| WHAT IS ASKED |
Omit the images, then print each record below exactly as it reads.

[Collection entries]
********

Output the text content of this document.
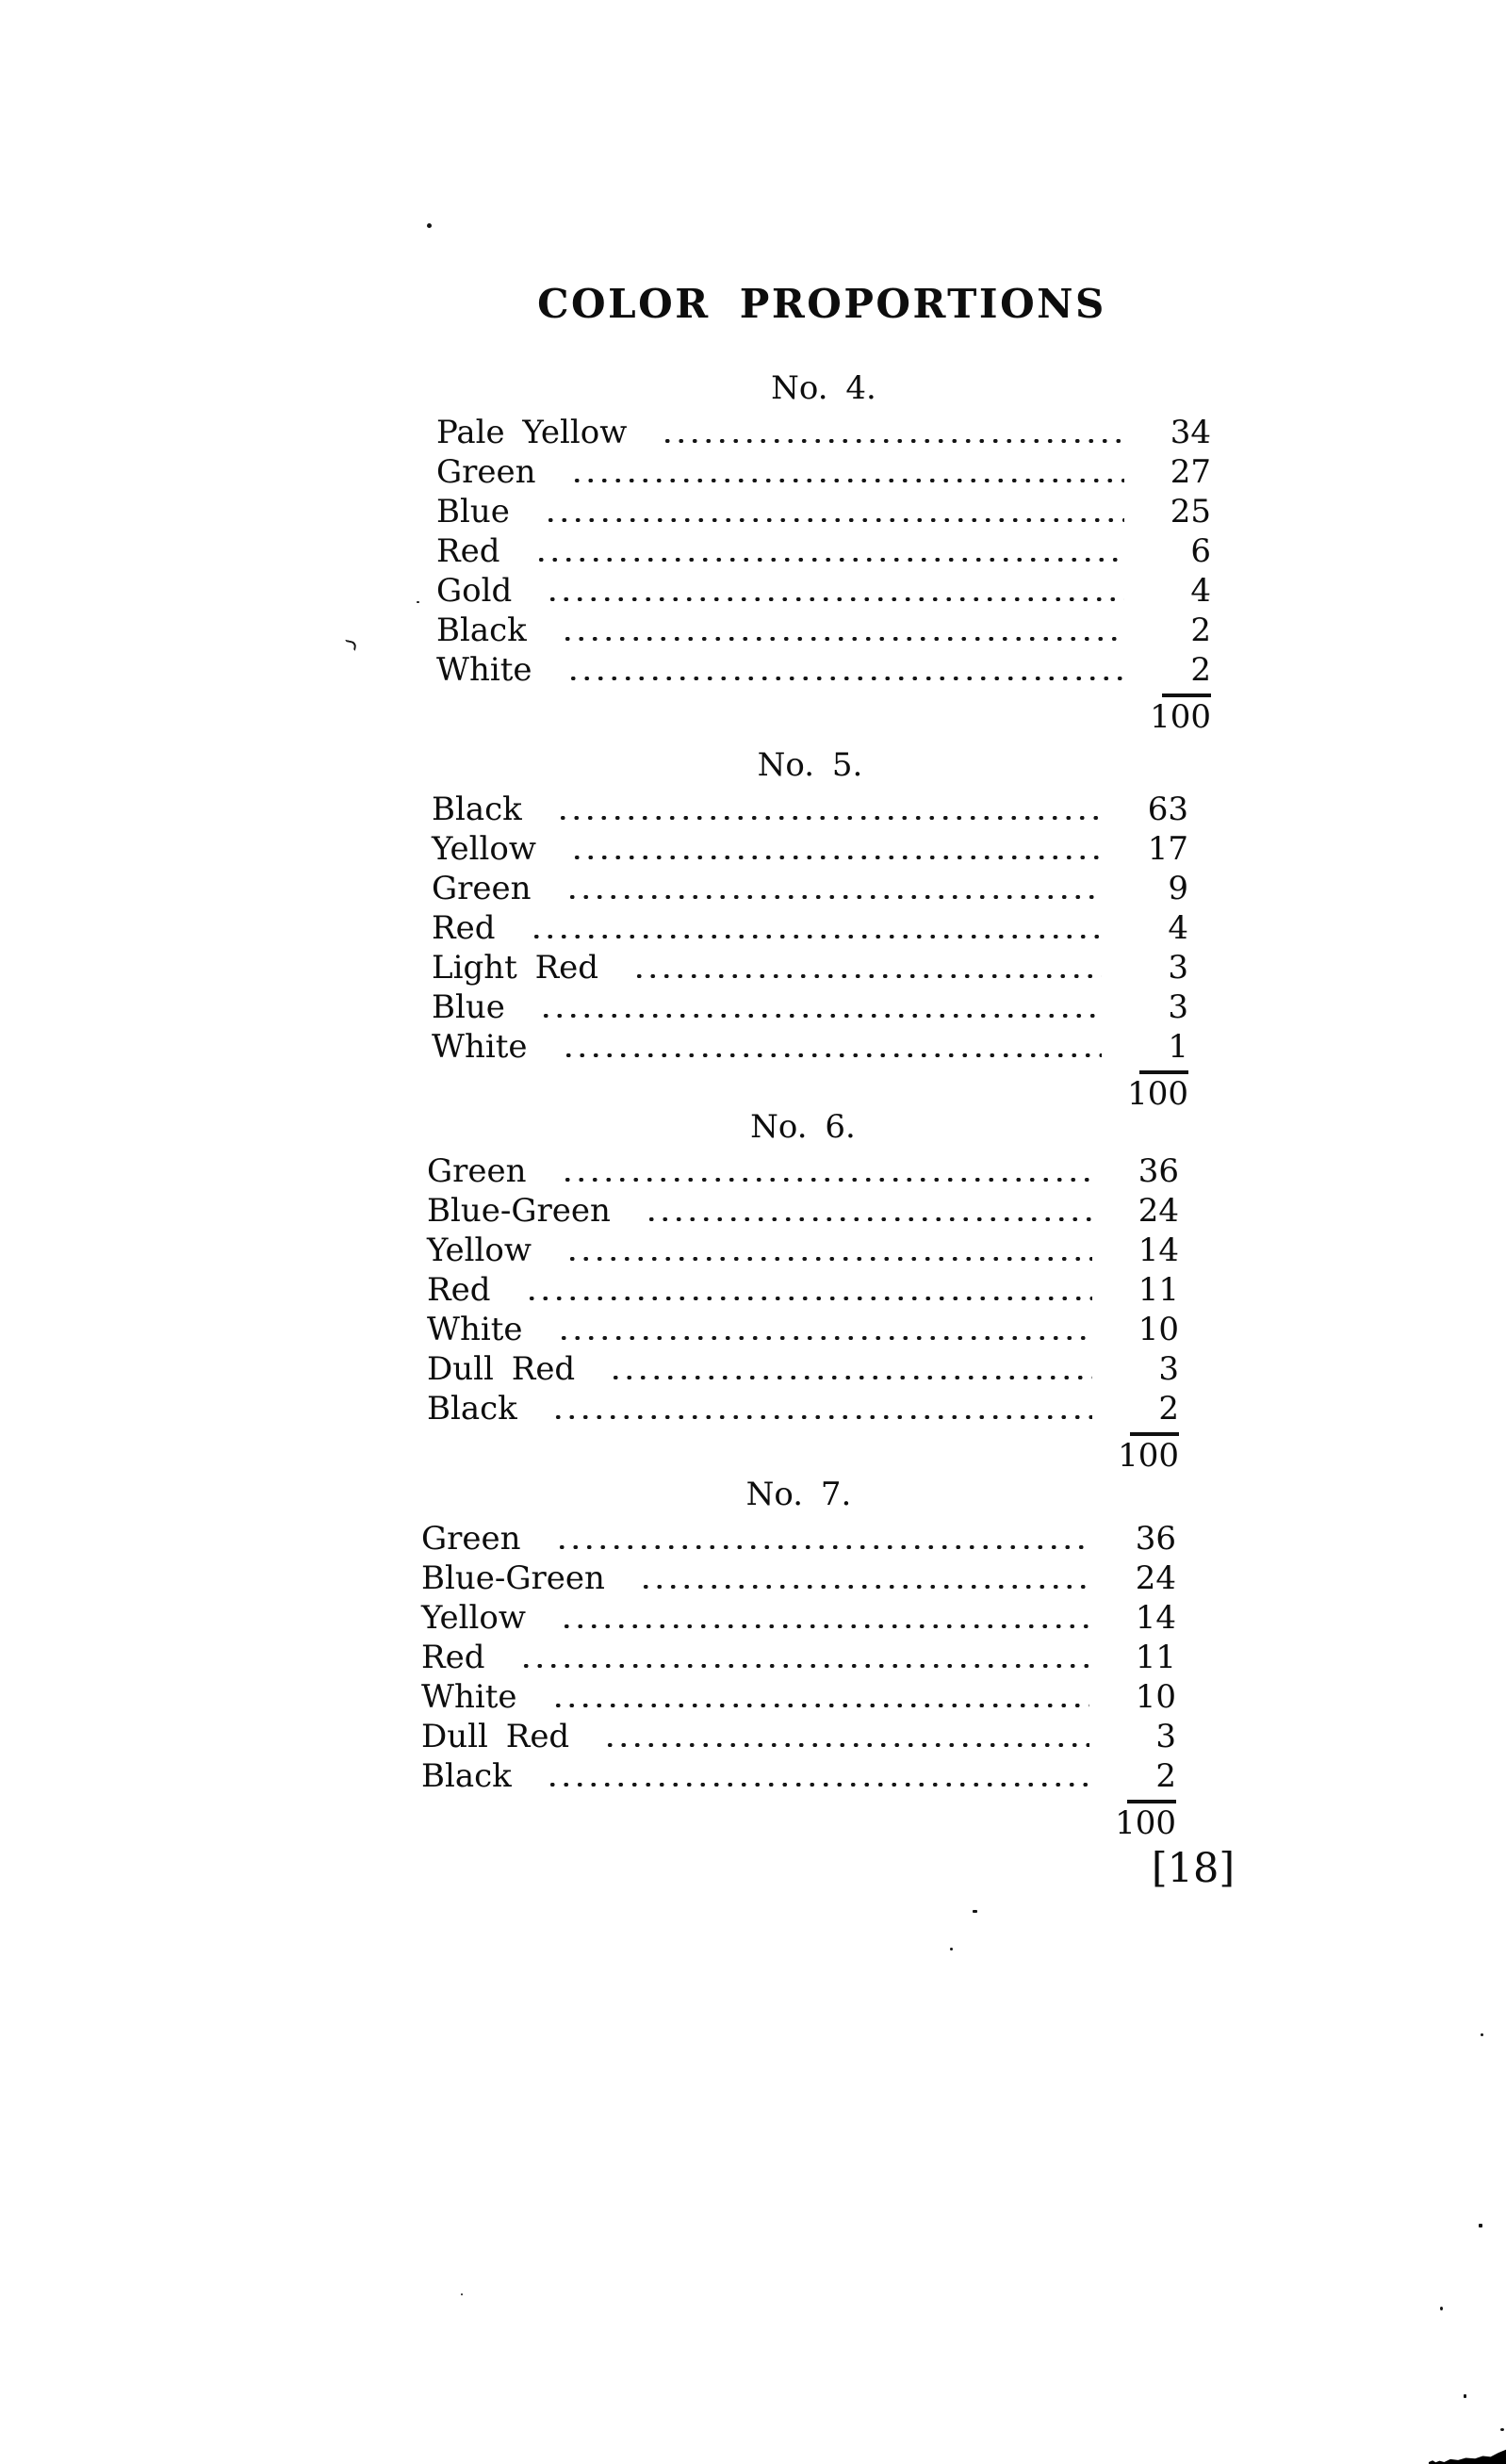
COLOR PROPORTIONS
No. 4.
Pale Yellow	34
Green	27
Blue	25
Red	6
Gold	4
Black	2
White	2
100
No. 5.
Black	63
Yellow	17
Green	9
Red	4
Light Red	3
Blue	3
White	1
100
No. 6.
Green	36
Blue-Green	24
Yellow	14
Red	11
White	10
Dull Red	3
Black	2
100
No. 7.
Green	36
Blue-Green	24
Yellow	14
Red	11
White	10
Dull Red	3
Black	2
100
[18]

********

| FULL SOLUTION |
Output the text content of this document.
COLOR PROPORTIONS
No. 4.
Pale Yellow	34
Green	27
Blue	25
Red	6
Gold	4
Black	2
White	2
100
No. 5.
Black	63
Yellow	17
Green	9
Red	4
Light Red	3
Blue	3
White	1
100
No. 6.
Green	36
Blue-Green	24
Yellow	14
Red	11
White	10
Dull Red	3
Black	2
100
No. 7.
Green	36
Blue-Green	24
Yellow	14
Red	11
White	10
Dull Red	3
Black	2
100
[18]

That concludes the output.